WRITTEN REQUEST »
Reproduce every row below without changing a single character.

DATA »
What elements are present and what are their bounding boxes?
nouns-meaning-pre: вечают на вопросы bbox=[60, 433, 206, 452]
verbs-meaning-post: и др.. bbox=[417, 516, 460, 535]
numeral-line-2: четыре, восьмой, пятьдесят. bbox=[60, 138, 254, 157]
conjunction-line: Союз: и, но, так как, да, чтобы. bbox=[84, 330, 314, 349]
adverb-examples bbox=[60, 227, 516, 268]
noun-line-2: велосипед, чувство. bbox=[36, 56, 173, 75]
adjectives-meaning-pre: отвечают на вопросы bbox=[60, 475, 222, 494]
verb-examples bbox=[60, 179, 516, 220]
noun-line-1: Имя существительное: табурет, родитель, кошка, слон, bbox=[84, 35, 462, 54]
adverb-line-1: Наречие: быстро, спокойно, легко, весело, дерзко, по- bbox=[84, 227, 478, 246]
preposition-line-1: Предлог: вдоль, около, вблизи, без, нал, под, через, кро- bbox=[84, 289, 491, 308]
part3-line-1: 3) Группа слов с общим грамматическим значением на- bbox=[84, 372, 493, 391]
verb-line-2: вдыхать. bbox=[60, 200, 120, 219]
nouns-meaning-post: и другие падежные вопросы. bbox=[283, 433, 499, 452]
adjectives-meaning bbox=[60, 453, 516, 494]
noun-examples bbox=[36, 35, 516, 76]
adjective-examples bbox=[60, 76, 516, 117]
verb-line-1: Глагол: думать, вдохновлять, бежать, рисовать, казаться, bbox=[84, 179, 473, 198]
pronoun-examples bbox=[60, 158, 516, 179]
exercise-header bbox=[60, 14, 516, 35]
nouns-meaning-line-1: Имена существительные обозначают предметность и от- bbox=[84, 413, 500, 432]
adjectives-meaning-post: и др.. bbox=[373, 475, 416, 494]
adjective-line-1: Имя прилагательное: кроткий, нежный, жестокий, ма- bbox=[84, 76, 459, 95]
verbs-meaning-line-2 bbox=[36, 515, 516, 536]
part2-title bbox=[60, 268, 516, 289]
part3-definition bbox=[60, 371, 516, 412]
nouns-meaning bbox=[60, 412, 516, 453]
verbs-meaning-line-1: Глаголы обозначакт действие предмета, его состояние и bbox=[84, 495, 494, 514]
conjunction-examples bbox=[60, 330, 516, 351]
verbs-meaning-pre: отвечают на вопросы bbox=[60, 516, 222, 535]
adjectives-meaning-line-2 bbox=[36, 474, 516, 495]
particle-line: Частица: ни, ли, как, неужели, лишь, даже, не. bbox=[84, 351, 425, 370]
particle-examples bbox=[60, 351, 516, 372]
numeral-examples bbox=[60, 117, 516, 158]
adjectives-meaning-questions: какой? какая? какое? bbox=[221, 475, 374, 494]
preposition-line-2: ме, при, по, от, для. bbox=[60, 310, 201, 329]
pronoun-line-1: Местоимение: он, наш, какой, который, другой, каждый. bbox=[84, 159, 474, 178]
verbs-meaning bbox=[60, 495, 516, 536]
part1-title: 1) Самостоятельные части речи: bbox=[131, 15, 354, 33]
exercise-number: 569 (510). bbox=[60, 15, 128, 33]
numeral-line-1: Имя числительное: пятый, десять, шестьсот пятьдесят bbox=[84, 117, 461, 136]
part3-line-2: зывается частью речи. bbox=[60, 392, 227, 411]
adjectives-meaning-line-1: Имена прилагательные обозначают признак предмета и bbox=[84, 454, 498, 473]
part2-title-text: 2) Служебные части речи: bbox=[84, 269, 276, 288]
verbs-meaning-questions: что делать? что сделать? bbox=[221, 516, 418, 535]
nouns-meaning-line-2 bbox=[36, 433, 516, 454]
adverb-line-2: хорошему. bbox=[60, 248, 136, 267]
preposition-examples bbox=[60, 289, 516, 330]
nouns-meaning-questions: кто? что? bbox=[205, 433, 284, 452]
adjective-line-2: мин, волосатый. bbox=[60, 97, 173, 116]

WORKED ANSWER »
What elements are present and what are their bounding boxes?
nouns-meaning-pre: вечают на вопросы bbox=[60, 433, 206, 452]
verbs-meaning-post: и др.. bbox=[417, 516, 460, 535]
numeral-line-2: четыре, восьмой, пятьдесят. bbox=[60, 138, 254, 157]
conjunction-line: Союз: и, но, так как, да, чтобы. bbox=[84, 330, 314, 349]
adverb-examples bbox=[60, 227, 516, 268]
noun-line-2: велосипед, чувство. bbox=[36, 56, 173, 75]
adjectives-meaning-pre: отвечают на вопросы bbox=[60, 475, 222, 494]
verb-examples bbox=[60, 179, 516, 220]
noun-line-1: Имя существительное: табурет, родитель, кошка, слон, bbox=[84, 35, 462, 54]
adverb-line-1: Наречие: быстро, спокойно, легко, весело, дерзко, по- bbox=[84, 227, 478, 246]
preposition-line-1: Предлог: вдоль, около, вблизи, без, нал, под, через, кро- bbox=[84, 289, 491, 308]
part3-line-1: 3) Группа слов с общим грамматическим значением на- bbox=[84, 372, 493, 391]
verb-line-2: вдыхать. bbox=[60, 200, 120, 219]
nouns-meaning-post: и другие падежные вопросы. bbox=[283, 433, 499, 452]
adjectives-meaning bbox=[60, 453, 516, 494]
noun-examples bbox=[36, 35, 516, 76]
adjective-examples bbox=[60, 76, 516, 117]
verb-line-1: Глагол: думать, вдохновлять, бежать, рисовать, казаться, bbox=[84, 179, 473, 198]
pronoun-examples bbox=[60, 158, 516, 179]
exercise-header bbox=[60, 14, 516, 35]
nouns-meaning-line-1: Имена существительные обозначают предметность и от- bbox=[84, 413, 500, 432]
adjectives-meaning-post: и др.. bbox=[373, 475, 416, 494]
adjective-line-1: Имя прилагательное: кроткий, нежный, жестокий, ма- bbox=[84, 76, 459, 95]
verbs-meaning-line-2 bbox=[36, 515, 516, 536]
part2-title bbox=[60, 268, 516, 289]
part3-definition bbox=[60, 371, 516, 412]
nouns-meaning bbox=[60, 412, 516, 453]
verbs-meaning-line-1: Глаголы обозначакт действие предмета, его состояние и bbox=[84, 495, 494, 514]
conjunction-examples bbox=[60, 330, 516, 351]
verbs-meaning-pre: отвечают на вопросы bbox=[60, 516, 222, 535]
adjectives-meaning-line-2 bbox=[36, 474, 516, 495]
particle-line: Частица: ни, ли, как, неужели, лишь, даже, не. bbox=[84, 351, 425, 370]
particle-examples bbox=[60, 351, 516, 372]
numeral-examples bbox=[60, 117, 516, 158]
adjectives-meaning-questions: какой? какая? какое? bbox=[221, 475, 374, 494]
preposition-line-2: ме, при, по, от, для. bbox=[60, 310, 201, 329]
pronoun-line-1: Местоимение: он, наш, какой, который, другой, каждый. bbox=[84, 159, 474, 178]
verbs-meaning bbox=[60, 495, 516, 536]
part1-title: 1) Самостоятельные части речи: bbox=[131, 15, 354, 33]
exercise-number: 569 (510). bbox=[60, 15, 128, 33]
numeral-line-1: Имя числительное: пятый, десять, шестьсот пятьдесят bbox=[84, 117, 461, 136]
part3-line-2: зывается частью речи. bbox=[60, 392, 227, 411]
adjectives-meaning-line-1: Имена прилагательные обозначают признак предмета и bbox=[84, 454, 498, 473]
part2-title-text: 2) Служебные части речи: bbox=[84, 269, 276, 288]
verbs-meaning-questions: что делать? что сделать? bbox=[221, 516, 418, 535]
nouns-meaning-line-2 bbox=[36, 433, 516, 454]
adverb-line-2: хорошему. bbox=[60, 248, 136, 267]
preposition-examples bbox=[60, 289, 516, 330]
nouns-meaning-questions: кто? что? bbox=[205, 433, 284, 452]
adjective-line-2: мин, волосатый. bbox=[60, 97, 173, 116]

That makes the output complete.